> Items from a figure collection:
☆ ☆ ☆ ☆ ☆

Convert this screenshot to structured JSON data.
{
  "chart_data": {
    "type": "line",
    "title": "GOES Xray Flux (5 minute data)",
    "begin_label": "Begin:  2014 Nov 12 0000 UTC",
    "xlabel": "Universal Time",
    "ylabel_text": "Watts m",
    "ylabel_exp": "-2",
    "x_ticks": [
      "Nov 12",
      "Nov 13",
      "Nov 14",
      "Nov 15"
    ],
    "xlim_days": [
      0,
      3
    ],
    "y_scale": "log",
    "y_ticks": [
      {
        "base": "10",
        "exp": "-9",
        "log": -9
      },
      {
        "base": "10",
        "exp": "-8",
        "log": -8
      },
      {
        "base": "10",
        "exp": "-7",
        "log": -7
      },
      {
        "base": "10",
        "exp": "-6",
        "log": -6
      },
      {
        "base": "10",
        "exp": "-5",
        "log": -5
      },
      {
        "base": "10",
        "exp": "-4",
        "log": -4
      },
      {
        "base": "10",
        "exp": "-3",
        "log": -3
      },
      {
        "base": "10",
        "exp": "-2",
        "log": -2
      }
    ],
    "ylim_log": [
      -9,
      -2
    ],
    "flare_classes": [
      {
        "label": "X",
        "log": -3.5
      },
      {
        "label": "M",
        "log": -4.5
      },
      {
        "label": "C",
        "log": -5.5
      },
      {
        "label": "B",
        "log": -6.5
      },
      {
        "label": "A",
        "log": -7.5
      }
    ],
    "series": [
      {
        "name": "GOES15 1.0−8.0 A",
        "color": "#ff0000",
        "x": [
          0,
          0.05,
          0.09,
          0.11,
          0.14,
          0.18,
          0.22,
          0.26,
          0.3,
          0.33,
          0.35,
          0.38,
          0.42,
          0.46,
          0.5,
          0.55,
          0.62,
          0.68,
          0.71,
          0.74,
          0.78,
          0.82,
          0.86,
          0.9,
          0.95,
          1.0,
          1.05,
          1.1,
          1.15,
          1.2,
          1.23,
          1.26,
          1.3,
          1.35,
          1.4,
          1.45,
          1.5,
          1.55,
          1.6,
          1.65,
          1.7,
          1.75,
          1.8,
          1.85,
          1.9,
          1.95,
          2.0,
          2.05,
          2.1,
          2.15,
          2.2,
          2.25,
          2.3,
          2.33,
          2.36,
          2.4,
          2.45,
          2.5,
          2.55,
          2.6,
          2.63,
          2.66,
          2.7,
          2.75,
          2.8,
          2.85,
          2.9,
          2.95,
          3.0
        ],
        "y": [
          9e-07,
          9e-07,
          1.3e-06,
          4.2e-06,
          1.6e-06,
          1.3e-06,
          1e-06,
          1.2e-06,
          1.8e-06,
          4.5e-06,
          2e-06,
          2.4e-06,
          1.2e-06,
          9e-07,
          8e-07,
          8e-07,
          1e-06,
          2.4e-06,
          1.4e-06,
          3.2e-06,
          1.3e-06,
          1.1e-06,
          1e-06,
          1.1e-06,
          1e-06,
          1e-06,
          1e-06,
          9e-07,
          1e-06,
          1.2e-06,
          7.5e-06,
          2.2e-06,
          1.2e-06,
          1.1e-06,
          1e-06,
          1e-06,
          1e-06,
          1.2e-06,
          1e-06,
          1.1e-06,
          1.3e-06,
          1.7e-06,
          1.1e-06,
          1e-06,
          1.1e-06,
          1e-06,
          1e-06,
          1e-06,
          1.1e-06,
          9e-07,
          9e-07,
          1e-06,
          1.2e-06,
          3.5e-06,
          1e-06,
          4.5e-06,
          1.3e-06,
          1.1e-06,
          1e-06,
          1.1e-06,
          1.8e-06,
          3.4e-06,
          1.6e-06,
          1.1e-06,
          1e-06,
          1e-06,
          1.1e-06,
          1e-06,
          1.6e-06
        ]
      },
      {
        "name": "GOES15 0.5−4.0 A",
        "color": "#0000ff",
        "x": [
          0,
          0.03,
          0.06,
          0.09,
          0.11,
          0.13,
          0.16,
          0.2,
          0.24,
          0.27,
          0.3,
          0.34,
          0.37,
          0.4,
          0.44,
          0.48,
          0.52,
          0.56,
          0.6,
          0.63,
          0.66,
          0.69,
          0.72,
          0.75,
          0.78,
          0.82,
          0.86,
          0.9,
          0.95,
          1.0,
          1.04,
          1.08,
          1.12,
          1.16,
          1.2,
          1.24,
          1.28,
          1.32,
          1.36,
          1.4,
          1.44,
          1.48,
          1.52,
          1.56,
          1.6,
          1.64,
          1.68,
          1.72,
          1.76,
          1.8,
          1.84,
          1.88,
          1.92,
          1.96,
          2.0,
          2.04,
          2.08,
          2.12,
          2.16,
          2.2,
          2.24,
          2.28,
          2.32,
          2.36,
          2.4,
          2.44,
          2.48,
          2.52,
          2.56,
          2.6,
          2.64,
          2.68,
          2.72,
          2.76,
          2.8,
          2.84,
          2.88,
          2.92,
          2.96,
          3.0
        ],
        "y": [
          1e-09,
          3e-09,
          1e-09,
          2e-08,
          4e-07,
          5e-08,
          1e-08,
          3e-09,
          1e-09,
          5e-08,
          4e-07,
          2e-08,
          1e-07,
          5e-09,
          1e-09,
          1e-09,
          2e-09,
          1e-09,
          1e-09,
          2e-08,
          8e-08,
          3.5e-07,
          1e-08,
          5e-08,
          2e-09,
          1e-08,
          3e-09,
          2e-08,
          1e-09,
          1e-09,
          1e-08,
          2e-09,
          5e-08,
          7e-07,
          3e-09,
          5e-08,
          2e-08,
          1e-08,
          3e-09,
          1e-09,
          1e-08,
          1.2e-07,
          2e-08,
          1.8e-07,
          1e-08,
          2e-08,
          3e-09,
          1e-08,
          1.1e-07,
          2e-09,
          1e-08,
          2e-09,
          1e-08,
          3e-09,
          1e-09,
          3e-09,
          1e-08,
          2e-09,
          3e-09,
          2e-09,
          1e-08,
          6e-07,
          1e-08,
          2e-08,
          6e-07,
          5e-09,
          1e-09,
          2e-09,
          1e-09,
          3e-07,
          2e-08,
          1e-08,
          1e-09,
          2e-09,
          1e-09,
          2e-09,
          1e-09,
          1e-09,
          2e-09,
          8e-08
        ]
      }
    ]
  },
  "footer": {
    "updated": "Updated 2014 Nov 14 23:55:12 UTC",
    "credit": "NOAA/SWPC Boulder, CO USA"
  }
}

☆ ☆ ☆ ☆ ☆

> The task: Reproduce every line of the material above exactly.

> Worked solution:
Convert this screenshot to structured JSON data.
{
  "chart_data": {
    "type": "line",
    "title": "GOES Xray Flux (5 minute data)",
    "begin_label": "Begin:  2014 Nov 12 0000 UTC",
    "xlabel": "Universal Time",
    "ylabel_text": "Watts m",
    "ylabel_exp": "-2",
    "x_ticks": [
      "Nov 12",
      "Nov 13",
      "Nov 14",
      "Nov 15"
    ],
    "xlim_days": [
      0,
      3
    ],
    "y_scale": "log",
    "y_ticks": [
      {
        "base": "10",
        "exp": "-9",
        "log": -9
      },
      {
        "base": "10",
        "exp": "-8",
        "log": -8
      },
      {
        "base": "10",
        "exp": "-7",
        "log": -7
      },
      {
        "base": "10",
        "exp": "-6",
        "log": -6
      },
      {
        "base": "10",
        "exp": "-5",
        "log": -5
      },
      {
        "base": "10",
        "exp": "-4",
        "log": -4
      },
      {
        "base": "10",
        "exp": "-3",
        "log": -3
      },
      {
        "base": "10",
        "exp": "-2",
        "log": -2
      }
    ],
    "ylim_log": [
      -9,
      -2
    ],
    "flare_classes": [
      {
        "label": "X",
        "log": -3.5
      },
      {
        "label": "M",
        "log": -4.5
      },
      {
        "label": "C",
        "log": -5.5
      },
      {
        "label": "B",
        "log": -6.5
      },
      {
        "label": "A",
        "log": -7.5
      }
    ],
    "series": [
      {
        "name": "GOES15 1.0−8.0 A",
        "color": "#ff0000",
        "x": [
          0,
          0.05,
          0.09,
          0.11,
          0.14,
          0.18,
          0.22,
          0.26,
          0.3,
          0.33,
          0.35,
          0.38,
          0.42,
          0.46,
          0.5,
          0.55,
          0.62,
          0.68,
          0.71,
          0.74,
          0.78,
          0.82,
          0.86,
          0.9,
          0.95,
          1.0,
          1.05,
          1.1,
          1.15,
          1.2,
          1.23,
          1.26,
          1.3,
          1.35,
          1.4,
          1.45,
          1.5,
          1.55,
          1.6,
          1.65,
          1.7,
          1.75,
          1.8,
          1.85,
          1.9,
          1.95,
          2.0,
          2.05,
          2.1,
          2.15,
          2.2,
          2.25,
          2.3,
          2.33,
          2.36,
          2.4,
          2.45,
          2.5,
          2.55,
          2.6,
          2.63,
          2.66,
          2.7,
          2.75,
          2.8,
          2.85,
          2.9,
          2.95,
          3.0
        ],
        "y": [
          9e-07,
          9e-07,
          1.3e-06,
          4.2e-06,
          1.6e-06,
          1.3e-06,
          1e-06,
          1.2e-06,
          1.8e-06,
          4.5e-06,
          2e-06,
          2.4e-06,
          1.2e-06,
          9e-07,
          8e-07,
          8e-07,
          1e-06,
          2.4e-06,
          1.4e-06,
          3.2e-06,
          1.3e-06,
          1.1e-06,
          1e-06,
          1.1e-06,
          1e-06,
          1e-06,
          1e-06,
          9e-07,
          1e-06,
          1.2e-06,
          7.5e-06,
          2.2e-06,
          1.2e-06,
          1.1e-06,
          1e-06,
          1e-06,
          1e-06,
          1.2e-06,
          1e-06,
          1.1e-06,
          1.3e-06,
          1.7e-06,
          1.1e-06,
          1e-06,
          1.1e-06,
          1e-06,
          1e-06,
          1e-06,
          1.1e-06,
          9e-07,
          9e-07,
          1e-06,
          1.2e-06,
          3.5e-06,
          1e-06,
          4.5e-06,
          1.3e-06,
          1.1e-06,
          1e-06,
          1.1e-06,
          1.8e-06,
          3.4e-06,
          1.6e-06,
          1.1e-06,
          1e-06,
          1e-06,
          1.1e-06,
          1e-06,
          1.6e-06
        ]
      },
      {
        "name": "GOES15 0.5−4.0 A",
        "color": "#0000ff",
        "x": [
          0,
          0.03,
          0.06,
          0.09,
          0.11,
          0.13,
          0.16,
          0.2,
          0.24,
          0.27,
          0.3,
          0.34,
          0.37,
          0.4,
          0.44,
          0.48,
          0.52,
          0.56,
          0.6,
          0.63,
          0.66,
          0.69,
          0.72,
          0.75,
          0.78,
          0.82,
          0.86,
          0.9,
          0.95,
          1.0,
          1.04,
          1.08,
          1.12,
          1.16,
          1.2,
          1.24,
          1.28,
          1.32,
          1.36,
          1.4,
          1.44,
          1.48,
          1.52,
          1.56,
          1.6,
          1.64,
          1.68,
          1.72,
          1.76,
          1.8,
          1.84,
          1.88,
          1.92,
          1.96,
          2.0,
          2.04,
          2.08,
          2.12,
          2.16,
          2.2,
          2.24,
          2.28,
          2.32,
          2.36,
          2.4,
          2.44,
          2.48,
          2.52,
          2.56,
          2.6,
          2.64,
          2.68,
          2.72,
          2.76,
          2.8,
          2.84,
          2.88,
          2.92,
          2.96,
          3.0
        ],
        "y": [
          1e-09,
          3e-09,
          1e-09,
          2e-08,
          4e-07,
          5e-08,
          1e-08,
          3e-09,
          1e-09,
          5e-08,
          4e-07,
          2e-08,
          1e-07,
          5e-09,
          1e-09,
          1e-09,
          2e-09,
          1e-09,
          1e-09,
          2e-08,
          8e-08,
          3.5e-07,
          1e-08,
          5e-08,
          2e-09,
          1e-08,
          3e-09,
          2e-08,
          1e-09,
          1e-09,
          1e-08,
          2e-09,
          5e-08,
          7e-07,
          3e-09,
          5e-08,
          2e-08,
          1e-08,
          3e-09,
          1e-09,
          1e-08,
          1.2e-07,
          2e-08,
          1.8e-07,
          1e-08,
          2e-08,
          3e-09,
          1e-08,
          1.1e-07,
          2e-09,
          1e-08,
          2e-09,
          1e-08,
          3e-09,
          1e-09,
          3e-09,
          1e-08,
          2e-09,
          3e-09,
          2e-09,
          1e-08,
          6e-07,
          1e-08,
          2e-08,
          6e-07,
          5e-09,
          1e-09,
          2e-09,
          1e-09,
          3e-07,
          2e-08,
          1e-08,
          1e-09,
          2e-09,
          1e-09,
          2e-09,
          1e-09,
          1e-09,
          2e-09,
          8e-08
        ]
      }
    ]
  },
  "footer": {
    "updated": "Updated 2014 Nov 14 23:55:12 UTC",
    "credit": "NOAA/SWPC Boulder, CO USA"
  }
}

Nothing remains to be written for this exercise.